## begin DATASET RECORDS

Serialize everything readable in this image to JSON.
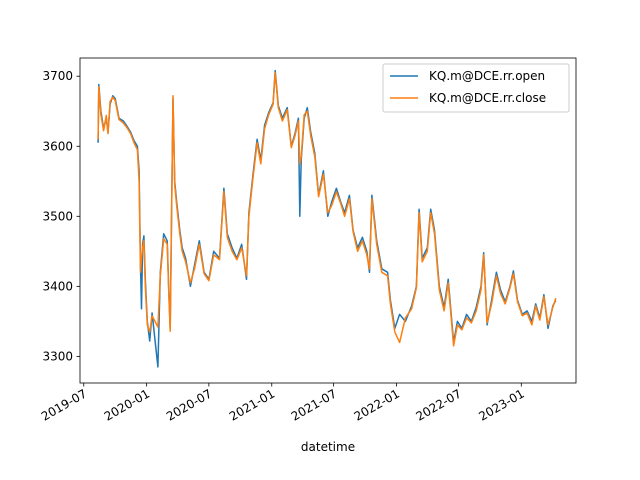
{
  "chart_data": {
    "type": "line",
    "title": "",
    "xlabel": "datetime",
    "ylabel": "",
    "x_axis": {
      "type": "date",
      "range": [
        "2019-06-20",
        "2023-06-10"
      ],
      "ticks": [
        "2019-07-01",
        "2020-01-01",
        "2020-07-01",
        "2021-01-01",
        "2021-07-01",
        "2022-01-01",
        "2022-07-01",
        "2023-01-01"
      ],
      "tick_labels": [
        "2019-07",
        "2020-01",
        "2020-07",
        "2021-01",
        "2021-07",
        "2022-01",
        "2022-07",
        "2023-01"
      ]
    },
    "y_axis": {
      "range": [
        3262,
        3726
      ],
      "ticks": [
        3300,
        3400,
        3500,
        3600,
        3700
      ],
      "tick_labels": [
        "3300",
        "3400",
        "3500",
        "3600",
        "3700"
      ]
    },
    "grid": false,
    "legend": {
      "position": "top-right",
      "entries": [
        "KQ.m@DCE.rr.open",
        "KQ.m@DCE.rr.close"
      ]
    },
    "series": [
      {
        "name": "KQ.m@DCE.rr.open",
        "color": "#1f77b4",
        "points": [
          [
            "2019-08-12",
            3605
          ],
          [
            "2019-08-14",
            3688
          ],
          [
            "2019-08-20",
            3650
          ],
          [
            "2019-08-28",
            3625
          ],
          [
            "2019-09-05",
            3640
          ],
          [
            "2019-09-10",
            3620
          ],
          [
            "2019-09-16",
            3660
          ],
          [
            "2019-09-24",
            3672
          ],
          [
            "2019-10-01",
            3668
          ],
          [
            "2019-10-12",
            3640
          ],
          [
            "2019-10-25",
            3636
          ],
          [
            "2019-11-05",
            3628
          ],
          [
            "2019-11-15",
            3620
          ],
          [
            "2019-11-25",
            3608
          ],
          [
            "2019-12-05",
            3600
          ],
          [
            "2019-12-10",
            3565
          ],
          [
            "2019-12-14",
            3430
          ],
          [
            "2019-12-17",
            3368
          ],
          [
            "2019-12-20",
            3460
          ],
          [
            "2019-12-24",
            3472
          ],
          [
            "2019-12-28",
            3410
          ],
          [
            "2020-01-03",
            3350
          ],
          [
            "2020-01-10",
            3322
          ],
          [
            "2020-01-17",
            3362
          ],
          [
            "2020-02-03",
            3285
          ],
          [
            "2020-02-10",
            3420
          ],
          [
            "2020-02-20",
            3475
          ],
          [
            "2020-03-01",
            3465
          ],
          [
            "2020-03-06",
            3390
          ],
          [
            "2020-03-10",
            3340
          ],
          [
            "2020-03-14",
            3510
          ],
          [
            "2020-03-18",
            3668
          ],
          [
            "2020-03-23",
            3550
          ],
          [
            "2020-03-29",
            3520
          ],
          [
            "2020-04-07",
            3480
          ],
          [
            "2020-04-14",
            3455
          ],
          [
            "2020-04-24",
            3440
          ],
          [
            "2020-05-08",
            3400
          ],
          [
            "2020-05-20",
            3430
          ],
          [
            "2020-06-03",
            3465
          ],
          [
            "2020-06-17",
            3420
          ],
          [
            "2020-07-01",
            3410
          ],
          [
            "2020-07-15",
            3450
          ],
          [
            "2020-08-01",
            3440
          ],
          [
            "2020-08-14",
            3540
          ],
          [
            "2020-08-24",
            3475
          ],
          [
            "2020-09-07",
            3455
          ],
          [
            "2020-09-21",
            3440
          ],
          [
            "2020-10-05",
            3460
          ],
          [
            "2020-10-19",
            3410
          ],
          [
            "2020-10-26",
            3505
          ],
          [
            "2020-11-07",
            3560
          ],
          [
            "2020-11-19",
            3610
          ],
          [
            "2020-11-30",
            3580
          ],
          [
            "2020-12-11",
            3630
          ],
          [
            "2020-12-23",
            3648
          ],
          [
            "2021-01-05",
            3662
          ],
          [
            "2021-01-11",
            3708
          ],
          [
            "2021-01-20",
            3658
          ],
          [
            "2021-02-01",
            3640
          ],
          [
            "2021-02-15",
            3655
          ],
          [
            "2021-02-27",
            3600
          ],
          [
            "2021-03-10",
            3618
          ],
          [
            "2021-03-20",
            3640
          ],
          [
            "2021-03-24",
            3500
          ],
          [
            "2021-03-28",
            3580
          ],
          [
            "2021-04-06",
            3640
          ],
          [
            "2021-04-15",
            3655
          ],
          [
            "2021-04-25",
            3620
          ],
          [
            "2021-05-07",
            3590
          ],
          [
            "2021-05-18",
            3530
          ],
          [
            "2021-06-01",
            3565
          ],
          [
            "2021-06-14",
            3500
          ],
          [
            "2021-06-25",
            3520
          ],
          [
            "2021-07-09",
            3540
          ],
          [
            "2021-07-22",
            3520
          ],
          [
            "2021-08-02",
            3505
          ],
          [
            "2021-08-16",
            3530
          ],
          [
            "2021-08-27",
            3480
          ],
          [
            "2021-09-09",
            3455
          ],
          [
            "2021-09-23",
            3470
          ],
          [
            "2021-10-06",
            3450
          ],
          [
            "2021-10-14",
            3420
          ],
          [
            "2021-10-21",
            3530
          ],
          [
            "2021-11-04",
            3465
          ],
          [
            "2021-11-19",
            3425
          ],
          [
            "2021-12-06",
            3420
          ],
          [
            "2021-12-14",
            3380
          ],
          [
            "2021-12-27",
            3340
          ],
          [
            "2022-01-10",
            3360
          ],
          [
            "2022-01-27",
            3350
          ],
          [
            "2022-02-14",
            3372
          ],
          [
            "2022-02-28",
            3400
          ],
          [
            "2022-03-08",
            3510
          ],
          [
            "2022-03-17",
            3440
          ],
          [
            "2022-04-01",
            3455
          ],
          [
            "2022-04-11",
            3510
          ],
          [
            "2022-04-22",
            3480
          ],
          [
            "2022-05-06",
            3400
          ],
          [
            "2022-05-20",
            3370
          ],
          [
            "2022-06-01",
            3410
          ],
          [
            "2022-06-17",
            3320
          ],
          [
            "2022-06-28",
            3350
          ],
          [
            "2022-07-11",
            3340
          ],
          [
            "2022-07-25",
            3360
          ],
          [
            "2022-08-08",
            3350
          ],
          [
            "2022-08-22",
            3370
          ],
          [
            "2022-09-05",
            3400
          ],
          [
            "2022-09-13",
            3448
          ],
          [
            "2022-09-23",
            3345
          ],
          [
            "2022-10-06",
            3380
          ],
          [
            "2022-10-20",
            3420
          ],
          [
            "2022-11-01",
            3395
          ],
          [
            "2022-11-15",
            3378
          ],
          [
            "2022-11-29",
            3400
          ],
          [
            "2022-12-09",
            3422
          ],
          [
            "2022-12-21",
            3380
          ],
          [
            "2023-01-04",
            3360
          ],
          [
            "2023-01-18",
            3365
          ],
          [
            "2023-02-01",
            3350
          ],
          [
            "2023-02-12",
            3375
          ],
          [
            "2023-02-24",
            3355
          ],
          [
            "2023-03-08",
            3388
          ],
          [
            "2023-03-20",
            3340
          ],
          [
            "2023-04-03",
            3372
          ],
          [
            "2023-04-12",
            3380
          ]
        ]
      },
      {
        "name": "KQ.m@DCE.rr.close",
        "color": "#ff7f0e",
        "points": [
          [
            "2019-08-12",
            3610
          ],
          [
            "2019-08-14",
            3685
          ],
          [
            "2019-08-20",
            3645
          ],
          [
            "2019-08-28",
            3622
          ],
          [
            "2019-09-05",
            3644
          ],
          [
            "2019-09-10",
            3618
          ],
          [
            "2019-09-16",
            3664
          ],
          [
            "2019-09-24",
            3670
          ],
          [
            "2019-10-01",
            3665
          ],
          [
            "2019-10-12",
            3638
          ],
          [
            "2019-10-25",
            3633
          ],
          [
            "2019-11-05",
            3626
          ],
          [
            "2019-11-15",
            3618
          ],
          [
            "2019-11-25",
            3605
          ],
          [
            "2019-12-05",
            3595
          ],
          [
            "2019-12-10",
            3550
          ],
          [
            "2019-12-14",
            3420
          ],
          [
            "2019-12-17",
            3440
          ],
          [
            "2019-12-20",
            3455
          ],
          [
            "2019-12-24",
            3465
          ],
          [
            "2019-12-28",
            3400
          ],
          [
            "2020-01-03",
            3345
          ],
          [
            "2020-01-10",
            3335
          ],
          [
            "2020-01-17",
            3358
          ],
          [
            "2020-02-03",
            3342
          ],
          [
            "2020-02-10",
            3415
          ],
          [
            "2020-02-20",
            3468
          ],
          [
            "2020-03-01",
            3460
          ],
          [
            "2020-03-06",
            3385
          ],
          [
            "2020-03-10",
            3336
          ],
          [
            "2020-03-14",
            3500
          ],
          [
            "2020-03-18",
            3672
          ],
          [
            "2020-03-23",
            3545
          ],
          [
            "2020-03-29",
            3515
          ],
          [
            "2020-04-07",
            3475
          ],
          [
            "2020-04-14",
            3450
          ],
          [
            "2020-04-24",
            3435
          ],
          [
            "2020-05-08",
            3405
          ],
          [
            "2020-05-20",
            3425
          ],
          [
            "2020-06-03",
            3460
          ],
          [
            "2020-06-17",
            3418
          ],
          [
            "2020-07-01",
            3408
          ],
          [
            "2020-07-15",
            3445
          ],
          [
            "2020-08-01",
            3438
          ],
          [
            "2020-08-14",
            3535
          ],
          [
            "2020-08-24",
            3470
          ],
          [
            "2020-09-07",
            3450
          ],
          [
            "2020-09-21",
            3438
          ],
          [
            "2020-10-05",
            3455
          ],
          [
            "2020-10-19",
            3415
          ],
          [
            "2020-10-26",
            3500
          ],
          [
            "2020-11-07",
            3555
          ],
          [
            "2020-11-19",
            3605
          ],
          [
            "2020-11-30",
            3575
          ],
          [
            "2020-12-11",
            3625
          ],
          [
            "2020-12-23",
            3645
          ],
          [
            "2021-01-05",
            3660
          ],
          [
            "2021-01-11",
            3705
          ],
          [
            "2021-01-20",
            3655
          ],
          [
            "2021-02-01",
            3636
          ],
          [
            "2021-02-15",
            3652
          ],
          [
            "2021-02-27",
            3598
          ],
          [
            "2021-03-10",
            3615
          ],
          [
            "2021-03-20",
            3636
          ],
          [
            "2021-03-24",
            3575
          ],
          [
            "2021-03-28",
            3585
          ],
          [
            "2021-04-06",
            3645
          ],
          [
            "2021-04-15",
            3650
          ],
          [
            "2021-04-25",
            3615
          ],
          [
            "2021-05-07",
            3585
          ],
          [
            "2021-05-18",
            3528
          ],
          [
            "2021-06-01",
            3560
          ],
          [
            "2021-06-14",
            3505
          ],
          [
            "2021-06-25",
            3515
          ],
          [
            "2021-07-09",
            3535
          ],
          [
            "2021-07-22",
            3518
          ],
          [
            "2021-08-02",
            3500
          ],
          [
            "2021-08-16",
            3525
          ],
          [
            "2021-08-27",
            3478
          ],
          [
            "2021-09-09",
            3450
          ],
          [
            "2021-09-23",
            3465
          ],
          [
            "2021-10-06",
            3445
          ],
          [
            "2021-10-14",
            3425
          ],
          [
            "2021-10-21",
            3525
          ],
          [
            "2021-11-04",
            3460
          ],
          [
            "2021-11-19",
            3420
          ],
          [
            "2021-12-06",
            3415
          ],
          [
            "2021-12-14",
            3375
          ],
          [
            "2021-12-27",
            3335
          ],
          [
            "2022-01-10",
            3320
          ],
          [
            "2022-01-27",
            3355
          ],
          [
            "2022-02-14",
            3368
          ],
          [
            "2022-02-28",
            3398
          ],
          [
            "2022-03-08",
            3505
          ],
          [
            "2022-03-17",
            3435
          ],
          [
            "2022-04-01",
            3450
          ],
          [
            "2022-04-11",
            3505
          ],
          [
            "2022-04-22",
            3475
          ],
          [
            "2022-05-06",
            3395
          ],
          [
            "2022-05-20",
            3365
          ],
          [
            "2022-06-01",
            3405
          ],
          [
            "2022-06-17",
            3315
          ],
          [
            "2022-06-28",
            3345
          ],
          [
            "2022-07-11",
            3338
          ],
          [
            "2022-07-25",
            3355
          ],
          [
            "2022-08-08",
            3348
          ],
          [
            "2022-08-22",
            3365
          ],
          [
            "2022-09-05",
            3395
          ],
          [
            "2022-09-13",
            3445
          ],
          [
            "2022-09-23",
            3348
          ],
          [
            "2022-10-06",
            3375
          ],
          [
            "2022-10-20",
            3415
          ],
          [
            "2022-11-01",
            3390
          ],
          [
            "2022-11-15",
            3375
          ],
          [
            "2022-11-29",
            3398
          ],
          [
            "2022-12-09",
            3418
          ],
          [
            "2022-12-21",
            3378
          ],
          [
            "2023-01-04",
            3358
          ],
          [
            "2023-01-18",
            3362
          ],
          [
            "2023-02-01",
            3345
          ],
          [
            "2023-02-12",
            3372
          ],
          [
            "2023-02-24",
            3352
          ],
          [
            "2023-03-08",
            3385
          ],
          [
            "2023-03-20",
            3345
          ],
          [
            "2023-04-03",
            3370
          ],
          [
            "2023-04-12",
            3383
          ]
        ]
      }
    ]
  }
}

## end DATASET RECORDS

**DIRECTIONS:**
Scan the material for lines with the word "name", and copy each line you find.

**ANSWER FOR THE TASK:**
        "name": "KQ.m@DCE.rr.open",
        "name": "KQ.m@DCE.rr.close",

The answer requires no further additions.